Task. Write out all the material exactly. Leave nothing out.

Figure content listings
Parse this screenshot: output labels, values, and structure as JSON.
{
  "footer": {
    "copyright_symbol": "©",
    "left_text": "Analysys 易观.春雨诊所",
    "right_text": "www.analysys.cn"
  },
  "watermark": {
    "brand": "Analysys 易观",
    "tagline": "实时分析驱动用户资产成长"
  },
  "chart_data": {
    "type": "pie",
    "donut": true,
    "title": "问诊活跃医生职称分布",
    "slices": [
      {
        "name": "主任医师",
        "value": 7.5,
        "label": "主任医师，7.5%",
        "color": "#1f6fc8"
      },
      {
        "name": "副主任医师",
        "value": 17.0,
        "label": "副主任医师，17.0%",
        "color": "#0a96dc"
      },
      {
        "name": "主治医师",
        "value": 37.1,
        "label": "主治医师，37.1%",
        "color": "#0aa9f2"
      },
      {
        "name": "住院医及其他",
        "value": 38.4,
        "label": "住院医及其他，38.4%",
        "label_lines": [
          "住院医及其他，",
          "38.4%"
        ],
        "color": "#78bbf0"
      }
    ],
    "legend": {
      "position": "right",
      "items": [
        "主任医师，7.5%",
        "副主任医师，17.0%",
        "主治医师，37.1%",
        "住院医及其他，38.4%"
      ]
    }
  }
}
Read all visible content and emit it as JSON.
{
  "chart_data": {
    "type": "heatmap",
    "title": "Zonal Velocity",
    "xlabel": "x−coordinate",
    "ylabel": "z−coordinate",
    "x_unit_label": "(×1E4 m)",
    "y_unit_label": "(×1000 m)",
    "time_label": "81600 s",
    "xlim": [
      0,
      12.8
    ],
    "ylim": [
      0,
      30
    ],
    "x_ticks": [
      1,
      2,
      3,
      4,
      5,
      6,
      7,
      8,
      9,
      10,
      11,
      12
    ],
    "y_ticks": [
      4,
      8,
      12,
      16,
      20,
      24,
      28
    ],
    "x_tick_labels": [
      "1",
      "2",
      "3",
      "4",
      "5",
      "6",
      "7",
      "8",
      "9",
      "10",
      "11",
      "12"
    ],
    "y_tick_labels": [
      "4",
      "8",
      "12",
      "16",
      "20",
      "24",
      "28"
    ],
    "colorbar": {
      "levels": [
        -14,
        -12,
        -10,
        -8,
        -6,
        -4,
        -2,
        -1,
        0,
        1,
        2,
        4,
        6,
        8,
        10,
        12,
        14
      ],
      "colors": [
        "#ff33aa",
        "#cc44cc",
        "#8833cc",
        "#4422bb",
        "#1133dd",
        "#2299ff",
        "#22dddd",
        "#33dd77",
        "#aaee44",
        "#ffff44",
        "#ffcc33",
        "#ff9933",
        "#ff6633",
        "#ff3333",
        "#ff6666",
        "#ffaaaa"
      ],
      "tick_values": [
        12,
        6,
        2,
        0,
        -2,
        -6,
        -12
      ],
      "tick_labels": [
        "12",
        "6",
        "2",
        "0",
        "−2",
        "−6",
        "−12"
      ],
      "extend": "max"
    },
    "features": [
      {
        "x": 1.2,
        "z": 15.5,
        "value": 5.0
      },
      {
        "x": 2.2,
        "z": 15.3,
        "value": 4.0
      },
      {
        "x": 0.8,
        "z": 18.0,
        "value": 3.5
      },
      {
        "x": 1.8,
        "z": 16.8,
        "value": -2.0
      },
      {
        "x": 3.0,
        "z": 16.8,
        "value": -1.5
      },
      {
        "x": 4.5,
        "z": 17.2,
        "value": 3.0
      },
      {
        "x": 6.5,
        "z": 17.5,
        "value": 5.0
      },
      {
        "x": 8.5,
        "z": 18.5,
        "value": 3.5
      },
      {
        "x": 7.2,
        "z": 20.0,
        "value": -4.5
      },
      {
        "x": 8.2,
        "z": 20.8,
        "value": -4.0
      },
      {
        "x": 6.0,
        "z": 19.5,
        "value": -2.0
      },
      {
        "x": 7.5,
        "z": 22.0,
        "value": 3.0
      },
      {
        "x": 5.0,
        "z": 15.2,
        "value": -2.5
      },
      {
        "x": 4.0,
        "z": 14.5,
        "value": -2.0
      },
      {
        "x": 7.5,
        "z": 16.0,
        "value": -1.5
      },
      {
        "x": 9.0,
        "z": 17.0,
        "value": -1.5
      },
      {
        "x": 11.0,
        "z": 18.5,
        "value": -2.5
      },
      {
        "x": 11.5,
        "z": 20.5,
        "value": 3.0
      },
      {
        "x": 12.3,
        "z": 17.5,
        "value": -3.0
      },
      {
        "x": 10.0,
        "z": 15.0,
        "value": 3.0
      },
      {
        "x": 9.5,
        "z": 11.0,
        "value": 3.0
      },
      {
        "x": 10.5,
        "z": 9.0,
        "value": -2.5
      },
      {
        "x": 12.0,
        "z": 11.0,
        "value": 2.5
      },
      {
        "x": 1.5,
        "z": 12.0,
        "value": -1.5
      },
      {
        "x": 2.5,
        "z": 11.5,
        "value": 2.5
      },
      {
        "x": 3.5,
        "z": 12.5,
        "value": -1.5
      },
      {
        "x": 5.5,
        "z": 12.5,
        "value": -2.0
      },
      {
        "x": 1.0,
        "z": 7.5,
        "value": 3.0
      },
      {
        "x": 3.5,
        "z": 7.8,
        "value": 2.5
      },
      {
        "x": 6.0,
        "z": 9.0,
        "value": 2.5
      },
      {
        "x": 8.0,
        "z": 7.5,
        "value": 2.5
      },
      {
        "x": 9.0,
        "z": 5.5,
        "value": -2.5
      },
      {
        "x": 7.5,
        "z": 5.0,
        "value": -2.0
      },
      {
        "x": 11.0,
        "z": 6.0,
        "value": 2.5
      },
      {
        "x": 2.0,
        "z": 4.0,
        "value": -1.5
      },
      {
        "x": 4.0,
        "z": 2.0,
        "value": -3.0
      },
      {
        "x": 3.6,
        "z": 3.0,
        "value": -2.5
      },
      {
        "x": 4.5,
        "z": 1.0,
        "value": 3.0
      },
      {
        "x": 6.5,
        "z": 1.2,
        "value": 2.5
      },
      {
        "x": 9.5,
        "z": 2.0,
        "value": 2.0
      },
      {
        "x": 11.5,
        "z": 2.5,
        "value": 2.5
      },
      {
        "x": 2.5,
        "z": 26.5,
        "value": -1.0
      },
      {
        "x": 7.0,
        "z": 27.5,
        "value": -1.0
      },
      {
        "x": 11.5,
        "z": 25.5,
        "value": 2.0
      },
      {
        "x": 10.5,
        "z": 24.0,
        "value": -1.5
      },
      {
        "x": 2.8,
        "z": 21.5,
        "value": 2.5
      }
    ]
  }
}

Output below.
Parse this screenshot: output labels, values, and structure as JSON.
{
  "footer": {
    "copyright_symbol": "©",
    "left_text": "Analysys 易观.春雨诊所",
    "right_text": "www.analysys.cn"
  },
  "watermark": {
    "brand": "Analysys 易观",
    "tagline": "实时分析驱动用户资产成长"
  },
  "chart_data": {
    "type": "pie",
    "donut": true,
    "title": "问诊活跃医生职称分布",
    "slices": [
      {
        "name": "主任医师",
        "value": 7.5,
        "label": "主任医师，7.5%",
        "color": "#1f6fc8"
      },
      {
        "name": "副主任医师",
        "value": 17.0,
        "label": "副主任医师，17.0%",
        "color": "#0a96dc"
      },
      {
        "name": "主治医师",
        "value": 37.1,
        "label": "主治医师，37.1%",
        "color": "#0aa9f2"
      },
      {
        "name": "住院医及其他",
        "value": 38.4,
        "label": "住院医及其他，38.4%",
        "label_lines": [
          "住院医及其他，",
          "38.4%"
        ],
        "color": "#78bbf0"
      }
    ],
    "legend": {
      "position": "right",
      "items": [
        "主任医师，7.5%",
        "副主任医师，17.0%",
        "主治医师，37.1%",
        "住院医及其他，38.4%"
      ]
    }
  }
}
Read all visible content and emit it as JSON.
{
  "chart_data": {
    "type": "heatmap",
    "title": "Zonal Velocity",
    "xlabel": "x−coordinate",
    "ylabel": "z−coordinate",
    "x_unit_label": "(×1E4 m)",
    "y_unit_label": "(×1000 m)",
    "time_label": "81600 s",
    "xlim": [
      0,
      12.8
    ],
    "ylim": [
      0,
      30
    ],
    "x_ticks": [
      1,
      2,
      3,
      4,
      5,
      6,
      7,
      8,
      9,
      10,
      11,
      12
    ],
    "y_ticks": [
      4,
      8,
      12,
      16,
      20,
      24,
      28
    ],
    "x_tick_labels": [
      "1",
      "2",
      "3",
      "4",
      "5",
      "6",
      "7",
      "8",
      "9",
      "10",
      "11",
      "12"
    ],
    "y_tick_labels": [
      "4",
      "8",
      "12",
      "16",
      "20",
      "24",
      "28"
    ],
    "colorbar": {
      "levels": [
        -14,
        -12,
        -10,
        -8,
        -6,
        -4,
        -2,
        -1,
        0,
        1,
        2,
        4,
        6,
        8,
        10,
        12,
        14
      ],
      "colors": [
        "#ff33aa",
        "#cc44cc",
        "#8833cc",
        "#4422bb",
        "#1133dd",
        "#2299ff",
        "#22dddd",
        "#33dd77",
        "#aaee44",
        "#ffff44",
        "#ffcc33",
        "#ff9933",
        "#ff6633",
        "#ff3333",
        "#ff6666",
        "#ffaaaa"
      ],
      "tick_values": [
        12,
        6,
        2,
        0,
        -2,
        -6,
        -12
      ],
      "tick_labels": [
        "12",
        "6",
        "2",
        "0",
        "−2",
        "−6",
        "−12"
      ],
      "extend": "max"
    },
    "features": [
      {
        "x": 1.2,
        "z": 15.5,
        "value": 5.0
      },
      {
        "x": 2.2,
        "z": 15.3,
        "value": 4.0
      },
      {
        "x": 0.8,
        "z": 18.0,
        "value": 3.5
      },
      {
        "x": 1.8,
        "z": 16.8,
        "value": -2.0
      },
      {
        "x": 3.0,
        "z": 16.8,
        "value": -1.5
      },
      {
        "x": 4.5,
        "z": 17.2,
        "value": 3.0
      },
      {
        "x": 6.5,
        "z": 17.5,
        "value": 5.0
      },
      {
        "x": 8.5,
        "z": 18.5,
        "value": 3.5
      },
      {
        "x": 7.2,
        "z": 20.0,
        "value": -4.5
      },
      {
        "x": 8.2,
        "z": 20.8,
        "value": -4.0
      },
      {
        "x": 6.0,
        "z": 19.5,
        "value": -2.0
      },
      {
        "x": 7.5,
        "z": 22.0,
        "value": 3.0
      },
      {
        "x": 5.0,
        "z": 15.2,
        "value": -2.5
      },
      {
        "x": 4.0,
        "z": 14.5,
        "value": -2.0
      },
      {
        "x": 7.5,
        "z": 16.0,
        "value": -1.5
      },
      {
        "x": 9.0,
        "z": 17.0,
        "value": -1.5
      },
      {
        "x": 11.0,
        "z": 18.5,
        "value": -2.5
      },
      {
        "x": 11.5,
        "z": 20.5,
        "value": 3.0
      },
      {
        "x": 12.3,
        "z": 17.5,
        "value": -3.0
      },
      {
        "x": 10.0,
        "z": 15.0,
        "value": 3.0
      },
      {
        "x": 9.5,
        "z": 11.0,
        "value": 3.0
      },
      {
        "x": 10.5,
        "z": 9.0,
        "value": -2.5
      },
      {
        "x": 12.0,
        "z": 11.0,
        "value": 2.5
      },
      {
        "x": 1.5,
        "z": 12.0,
        "value": -1.5
      },
      {
        "x": 2.5,
        "z": 11.5,
        "value": 2.5
      },
      {
        "x": 3.5,
        "z": 12.5,
        "value": -1.5
      },
      {
        "x": 5.5,
        "z": 12.5,
        "value": -2.0
      },
      {
        "x": 1.0,
        "z": 7.5,
        "value": 3.0
      },
      {
        "x": 3.5,
        "z": 7.8,
        "value": 2.5
      },
      {
        "x": 6.0,
        "z": 9.0,
        "value": 2.5
      },
      {
        "x": 8.0,
        "z": 7.5,
        "value": 2.5
      },
      {
        "x": 9.0,
        "z": 5.5,
        "value": -2.5
      },
      {
        "x": 7.5,
        "z": 5.0,
        "value": -2.0
      },
      {
        "x": 11.0,
        "z": 6.0,
        "value": 2.5
      },
      {
        "x": 2.0,
        "z": 4.0,
        "value": -1.5
      },
      {
        "x": 4.0,
        "z": 2.0,
        "value": -3.0
      },
      {
        "x": 3.6,
        "z": 3.0,
        "value": -2.5
      },
      {
        "x": 4.5,
        "z": 1.0,
        "value": 3.0
      },
      {
        "x": 6.5,
        "z": 1.2,
        "value": 2.5
      },
      {
        "x": 9.5,
        "z": 2.0,
        "value": 2.0
      },
      {
        "x": 11.5,
        "z": 2.5,
        "value": 2.5
      },
      {
        "x": 2.5,
        "z": 26.5,
        "value": -1.0
      },
      {
        "x": 7.0,
        "z": 27.5,
        "value": -1.0
      },
      {
        "x": 11.5,
        "z": 25.5,
        "value": 2.0
      },
      {
        "x": 10.5,
        "z": 24.0,
        "value": -1.5
      },
      {
        "x": 2.8,
        "z": 21.5,
        "value": 2.5
      }
    ]
  }
}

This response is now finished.